Given records:

# # # # # # #

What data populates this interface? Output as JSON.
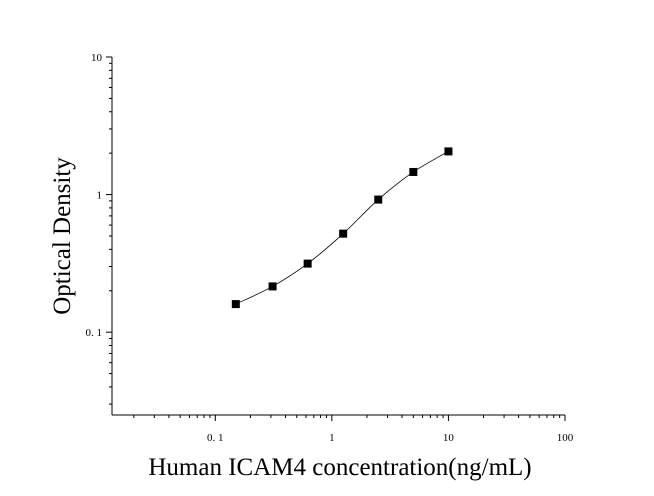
{
  "chart_data": {
    "type": "scatter",
    "title": "",
    "xlabel": "Human ICAM4 concentration(ng/mL)",
    "ylabel": "Optical Density",
    "xscale": "log",
    "yscale": "log",
    "xlim": [
      0.013,
      100
    ],
    "ylim": [
      0.025,
      10
    ],
    "x_ticks": [
      {
        "value": 0.1,
        "label": "0. 1"
      },
      {
        "value": 1,
        "label": "1"
      },
      {
        "value": 10,
        "label": "10"
      },
      {
        "value": 100,
        "label": "100"
      }
    ],
    "y_ticks": [
      {
        "value": 0.1,
        "label": "0. 1"
      },
      {
        "value": 1,
        "label": "1"
      },
      {
        "value": 10,
        "label": "10"
      }
    ],
    "grid": false,
    "marker": "square",
    "fit_curve": true,
    "x": [
      0.15,
      0.31,
      0.62,
      1.25,
      2.5,
      5,
      10
    ],
    "y": [
      0.16,
      0.215,
      0.315,
      0.52,
      0.92,
      1.46,
      2.06
    ],
    "colors": {
      "marker": "#000000",
      "line": "#000000",
      "axis": "#000000"
    }
  }
}
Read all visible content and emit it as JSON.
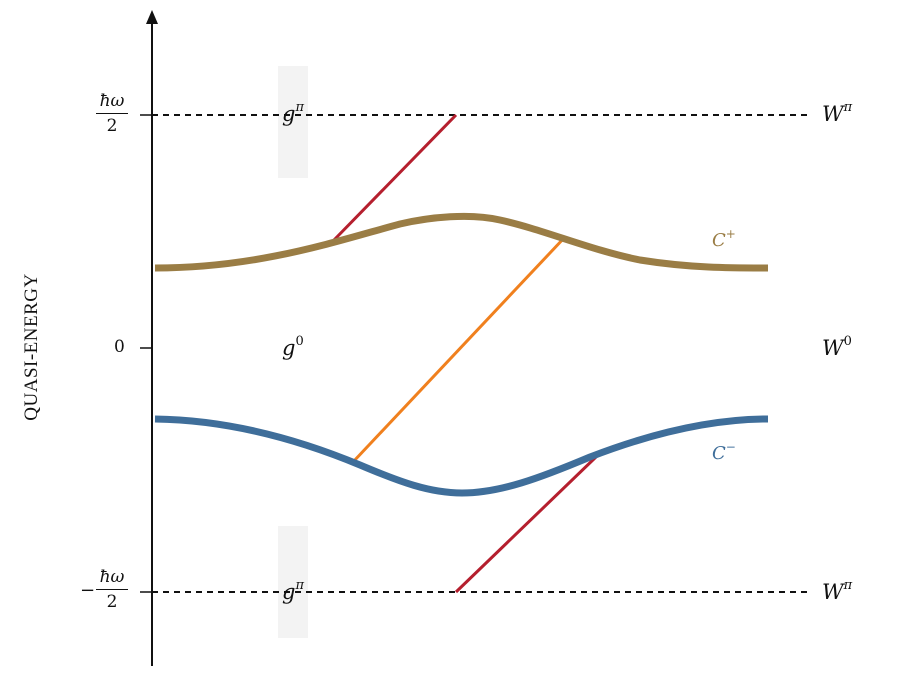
{
  "axis": {
    "ylabel": "QUASI-ENERGY",
    "tick_top_num": "ħω",
    "tick_top_den": "2",
    "tick_zero": "0",
    "tick_bottom_minus": "−",
    "tick_bottom_num": "ħω",
    "tick_bottom_den": "2"
  },
  "gap_labels": {
    "g_pi_top": "g",
    "g_pi_top_sup": "π",
    "g_zero": "g",
    "g_zero_sup": "0",
    "g_pi_bottom": "g",
    "g_pi_bottom_sup": "π"
  },
  "winding_labels": {
    "w_pi_top": "W",
    "w_pi_top_sup": "π",
    "w_zero": "W",
    "w_zero_sup": "0",
    "w_pi_bottom": "W",
    "w_pi_bottom_sup": "π"
  },
  "bands": {
    "upper": {
      "label": "C",
      "sup": "+",
      "color": "#9a7d45"
    },
    "lower": {
      "label": "C",
      "sup": "−",
      "color": "#3f6e9a"
    }
  },
  "colors": {
    "edge_state_pi": "#b51f2e",
    "edge_state_zero": "#f0801e",
    "axis": "#111111"
  }
}
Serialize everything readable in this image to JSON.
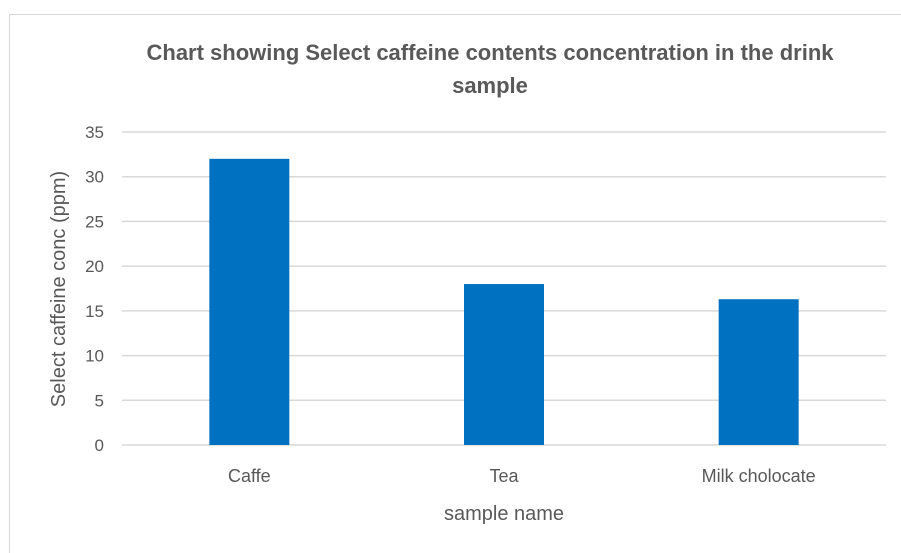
{
  "chart_data": {
    "type": "bar",
    "title": "Chart showing Select caffeine contents concentration in the drink sample",
    "xlabel": "sample name",
    "ylabel": "Select caffeine conc (ppm)",
    "categories": [
      "Caffe",
      "Tea",
      "Milk cholocate"
    ],
    "values": [
      32,
      18,
      16.3
    ],
    "ylim": [
      0,
      35
    ],
    "yticks": [
      0,
      5,
      10,
      15,
      20,
      25,
      30,
      35
    ],
    "grid": true,
    "bar_color": "#0070c0",
    "grid_color": "#d9d9d9"
  }
}
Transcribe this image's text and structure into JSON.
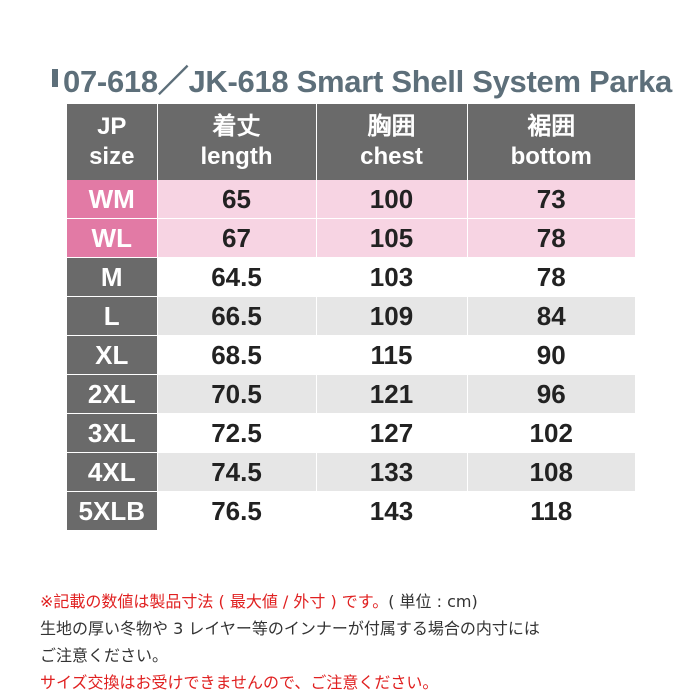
{
  "title": "07-618／JK-618 Smart Shell System Parka",
  "columns": [
    {
      "jp": "JP",
      "en": "size"
    },
    {
      "jp": "着丈",
      "en": "length"
    },
    {
      "jp": "胸囲",
      "en": "chest"
    },
    {
      "jp": "裾囲",
      "en": "bottom"
    }
  ],
  "rows": [
    {
      "size": "WM",
      "length": "65",
      "chest": "100",
      "bottom": "73",
      "style": "pink"
    },
    {
      "size": "WL",
      "length": "67",
      "chest": "105",
      "bottom": "78",
      "style": "pink"
    },
    {
      "size": "M",
      "length": "64.5",
      "chest": "103",
      "bottom": "78",
      "style": "white"
    },
    {
      "size": "L",
      "length": "66.5",
      "chest": "109",
      "bottom": "84",
      "style": "gray"
    },
    {
      "size": "XL",
      "length": "68.5",
      "chest": "115",
      "bottom": "90",
      "style": "white"
    },
    {
      "size": "2XL",
      "length": "70.5",
      "chest": "121",
      "bottom": "96",
      "style": "gray"
    },
    {
      "size": "3XL",
      "length": "72.5",
      "chest": "127",
      "bottom": "102",
      "style": "white"
    },
    {
      "size": "4XL",
      "length": "74.5",
      "chest": "133",
      "bottom": "108",
      "style": "gray"
    },
    {
      "size": "5XLB",
      "length": "76.5",
      "chest": "143",
      "bottom": "118",
      "style": "white"
    }
  ],
  "notes": {
    "line1_red": "※記載の数値は製品寸法 ( 最大値 / 外寸 ) です。",
    "line1_black": "( 単位 : cm)",
    "line2": "生地の厚い冬物や 3 レイヤー等のインナーが付属する場合の内寸には",
    "line3": "ご注意ください。",
    "line4": "サイズ交換はお受けできませんので、ご注意ください。"
  },
  "colors": {
    "title": "#5d6f7a",
    "header_bg": "#6a6a6a",
    "pink_size": "#e27aa5",
    "pink_row": "#f7d4e3",
    "gray_row": "#e6e6e6",
    "red_text": "#e02020"
  }
}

# # # # # # #

The task: Write out again every line above exactly as given; the pictures do not belong in the copy.

Response to this task:
What data populates this interface? Output as JSON.
{
  "chart_data": {
    "type": "scatter",
    "title": "",
    "xlabel": "Human ICAM4 concentration(ng/mL)",
    "ylabel": "Optical Density",
    "xscale": "log",
    "yscale": "log",
    "xlim": [
      0.013,
      100
    ],
    "ylim": [
      0.025,
      10
    ],
    "x_ticks": [
      {
        "value": 0.1,
        "label": "0. 1"
      },
      {
        "value": 1,
        "label": "1"
      },
      {
        "value": 10,
        "label": "10"
      },
      {
        "value": 100,
        "label": "100"
      }
    ],
    "y_ticks": [
      {
        "value": 0.1,
        "label": "0. 1"
      },
      {
        "value": 1,
        "label": "1"
      },
      {
        "value": 10,
        "label": "10"
      }
    ],
    "grid": false,
    "marker": "square",
    "fit_curve": true,
    "x": [
      0.15,
      0.31,
      0.62,
      1.25,
      2.5,
      5,
      10
    ],
    "y": [
      0.16,
      0.215,
      0.315,
      0.52,
      0.92,
      1.46,
      2.06
    ],
    "colors": {
      "marker": "#000000",
      "line": "#000000",
      "axis": "#000000"
    }
  }
}
Read all visible content and emit it as JSON.
{
  "axis": {
    "ylabel": "QUASI-ENERGY",
    "tick_top_num": "ħω",
    "tick_top_den": "2",
    "tick_zero": "0",
    "tick_bottom_minus": "−",
    "tick_bottom_num": "ħω",
    "tick_bottom_den": "2"
  },
  "gap_labels": {
    "g_pi_top": "g",
    "g_pi_top_sup": "π",
    "g_zero": "g",
    "g_zero_sup": "0",
    "g_pi_bottom": "g",
    "g_pi_bottom_sup": "π"
  },
  "winding_labels": {
    "w_pi_top": "W",
    "w_pi_top_sup": "π",
    "w_zero": "W",
    "w_zero_sup": "0",
    "w_pi_bottom": "W",
    "w_pi_bottom_sup": "π"
  },
  "bands": {
    "upper": {
      "label": "C",
      "sup": "+",
      "color": "#9a7d45"
    },
    "lower": {
      "label": "C",
      "sup": "−",
      "color": "#3f6e9a"
    }
  },
  "colors": {
    "edge_state_pi": "#b51f2e",
    "edge_state_zero": "#f0801e",
    "axis": "#111111"
  }
}
Serialize everything readable in this image to JSON.
{
  "chart_data": {
    "type": "bar",
    "title": "Chart showing Select caffeine contents concentration in the drink sample",
    "xlabel": "sample name",
    "ylabel": "Select caffeine conc (ppm)",
    "categories": [
      "Caffe",
      "Tea",
      "Milk cholocate"
    ],
    "values": [
      32,
      18,
      16.3
    ],
    "ylim": [
      0,
      35
    ],
    "yticks": [
      0,
      5,
      10,
      15,
      20,
      25,
      30,
      35
    ],
    "grid": true,
    "bar_color": "#0070c0",
    "grid_color": "#d9d9d9"
  }
}
Transcribe this image's text and structure into JSON.
{
  "title": "07-618／JK-618 Smart Shell System Parka",
  "columns": [
    {
      "jp": "JP",
      "en": "size"
    },
    {
      "jp": "着丈",
      "en": "length"
    },
    {
      "jp": "胸囲",
      "en": "chest"
    },
    {
      "jp": "裾囲",
      "en": "bottom"
    }
  ],
  "rows": [
    {
      "size": "WM",
      "length": "65",
      "chest": "100",
      "bottom": "73",
      "style": "pink"
    },
    {
      "size": "WL",
      "length": "67",
      "chest": "105",
      "bottom": "78",
      "style": "pink"
    },
    {
      "size": "M",
      "length": "64.5",
      "chest": "103",
      "bottom": "78",
      "style": "white"
    },
    {
      "size": "L",
      "length": "66.5",
      "chest": "109",
      "bottom": "84",
      "style": "gray"
    },
    {
      "size": "XL",
      "length": "68.5",
      "chest": "115",
      "bottom": "90",
      "style": "white"
    },
    {
      "size": "2XL",
      "length": "70.5",
      "chest": "121",
      "bottom": "96",
      "style": "gray"
    },
    {
      "size": "3XL",
      "length": "72.5",
      "chest": "127",
      "bottom": "102",
      "style": "white"
    },
    {
      "size": "4XL",
      "length": "74.5",
      "chest": "133",
      "bottom": "108",
      "style": "gray"
    },
    {
      "size": "5XLB",
      "length": "76.5",
      "chest": "143",
      "bottom": "118",
      "style": "white"
    }
  ],
  "notes": {
    "line1_red": "※記載の数値は製品寸法 ( 最大値 / 外寸 ) です。",
    "line1_black": "( 単位 : cm)",
    "line2": "生地の厚い冬物や 3 レイヤー等のインナーが付属する場合の内寸には",
    "line3": "ご注意ください。",
    "line4": "サイズ交換はお受けできませんので、ご注意ください。"
  },
  "colors": {
    "title": "#5d6f7a",
    "header_bg": "#6a6a6a",
    "pink_size": "#e27aa5",
    "pink_row": "#f7d4e3",
    "gray_row": "#e6e6e6",
    "red_text": "#e02020"
  }
}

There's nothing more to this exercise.